PROVIDED RECORDS:
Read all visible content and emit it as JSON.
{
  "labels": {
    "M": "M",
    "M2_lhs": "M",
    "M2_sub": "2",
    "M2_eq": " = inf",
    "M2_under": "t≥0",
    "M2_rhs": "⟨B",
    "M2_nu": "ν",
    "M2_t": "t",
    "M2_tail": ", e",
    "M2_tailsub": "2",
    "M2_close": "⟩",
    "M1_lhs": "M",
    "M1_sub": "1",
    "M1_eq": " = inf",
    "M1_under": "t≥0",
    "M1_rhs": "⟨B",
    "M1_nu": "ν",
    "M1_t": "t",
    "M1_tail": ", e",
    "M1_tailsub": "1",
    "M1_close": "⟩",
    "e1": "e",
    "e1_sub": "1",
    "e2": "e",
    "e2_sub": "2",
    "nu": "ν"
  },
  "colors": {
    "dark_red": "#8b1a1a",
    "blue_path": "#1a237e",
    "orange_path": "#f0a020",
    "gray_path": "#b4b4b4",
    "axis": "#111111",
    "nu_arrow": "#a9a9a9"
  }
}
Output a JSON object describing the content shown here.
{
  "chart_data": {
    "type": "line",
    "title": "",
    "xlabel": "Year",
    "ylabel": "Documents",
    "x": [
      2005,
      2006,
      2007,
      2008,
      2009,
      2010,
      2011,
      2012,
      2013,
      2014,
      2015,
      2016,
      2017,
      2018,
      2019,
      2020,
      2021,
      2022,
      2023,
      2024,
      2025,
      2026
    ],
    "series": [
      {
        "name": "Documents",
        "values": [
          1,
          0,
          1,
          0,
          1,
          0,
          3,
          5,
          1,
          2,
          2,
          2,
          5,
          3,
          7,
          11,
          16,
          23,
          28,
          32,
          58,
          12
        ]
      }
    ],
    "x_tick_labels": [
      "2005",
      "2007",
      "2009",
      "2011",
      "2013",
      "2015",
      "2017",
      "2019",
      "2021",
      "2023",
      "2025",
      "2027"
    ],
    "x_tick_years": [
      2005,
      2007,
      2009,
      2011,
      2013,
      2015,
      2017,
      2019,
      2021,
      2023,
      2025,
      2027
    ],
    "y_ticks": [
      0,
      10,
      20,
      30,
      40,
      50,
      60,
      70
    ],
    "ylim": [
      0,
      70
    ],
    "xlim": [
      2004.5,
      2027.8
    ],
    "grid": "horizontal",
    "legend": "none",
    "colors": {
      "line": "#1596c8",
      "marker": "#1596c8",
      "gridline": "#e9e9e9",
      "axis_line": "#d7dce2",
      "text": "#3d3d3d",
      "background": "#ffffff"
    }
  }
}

WHAT YOU ARE ASKED TO DO: The listing above must be transcribed exactly, line by line.

RESPONSE FOR THIS EXERCISE:
Read all visible content and emit it as JSON.
{
  "labels": {
    "M": "M",
    "M2_lhs": "M",
    "M2_sub": "2",
    "M2_eq": " = inf",
    "M2_under": "t≥0",
    "M2_rhs": "⟨B",
    "M2_nu": "ν",
    "M2_t": "t",
    "M2_tail": ", e",
    "M2_tailsub": "2",
    "M2_close": "⟩",
    "M1_lhs": "M",
    "M1_sub": "1",
    "M1_eq": " = inf",
    "M1_under": "t≥0",
    "M1_rhs": "⟨B",
    "M1_nu": "ν",
    "M1_t": "t",
    "M1_tail": ", e",
    "M1_tailsub": "1",
    "M1_close": "⟩",
    "e1": "e",
    "e1_sub": "1",
    "e2": "e",
    "e2_sub": "2",
    "nu": "ν"
  },
  "colors": {
    "dark_red": "#8b1a1a",
    "blue_path": "#1a237e",
    "orange_path": "#f0a020",
    "gray_path": "#b4b4b4",
    "axis": "#111111",
    "nu_arrow": "#a9a9a9"
  }
}
Output a JSON object describing the content shown here.
{
  "chart_data": {
    "type": "line",
    "title": "",
    "xlabel": "Year",
    "ylabel": "Documents",
    "x": [
      2005,
      2006,
      2007,
      2008,
      2009,
      2010,
      2011,
      2012,
      2013,
      2014,
      2015,
      2016,
      2017,
      2018,
      2019,
      2020,
      2021,
      2022,
      2023,
      2024,
      2025,
      2026
    ],
    "series": [
      {
        "name": "Documents",
        "values": [
          1,
          0,
          1,
          0,
          1,
          0,
          3,
          5,
          1,
          2,
          2,
          2,
          5,
          3,
          7,
          11,
          16,
          23,
          28,
          32,
          58,
          12
        ]
      }
    ],
    "x_tick_labels": [
      "2005",
      "2007",
      "2009",
      "2011",
      "2013",
      "2015",
      "2017",
      "2019",
      "2021",
      "2023",
      "2025",
      "2027"
    ],
    "x_tick_years": [
      2005,
      2007,
      2009,
      2011,
      2013,
      2015,
      2017,
      2019,
      2021,
      2023,
      2025,
      2027
    ],
    "y_ticks": [
      0,
      10,
      20,
      30,
      40,
      50,
      60,
      70
    ],
    "ylim": [
      0,
      70
    ],
    "xlim": [
      2004.5,
      2027.8
    ],
    "grid": "horizontal",
    "legend": "none",
    "colors": {
      "line": "#1596c8",
      "marker": "#1596c8",
      "gridline": "#e9e9e9",
      "axis_line": "#d7dce2",
      "text": "#3d3d3d",
      "background": "#ffffff"
    }
  }
}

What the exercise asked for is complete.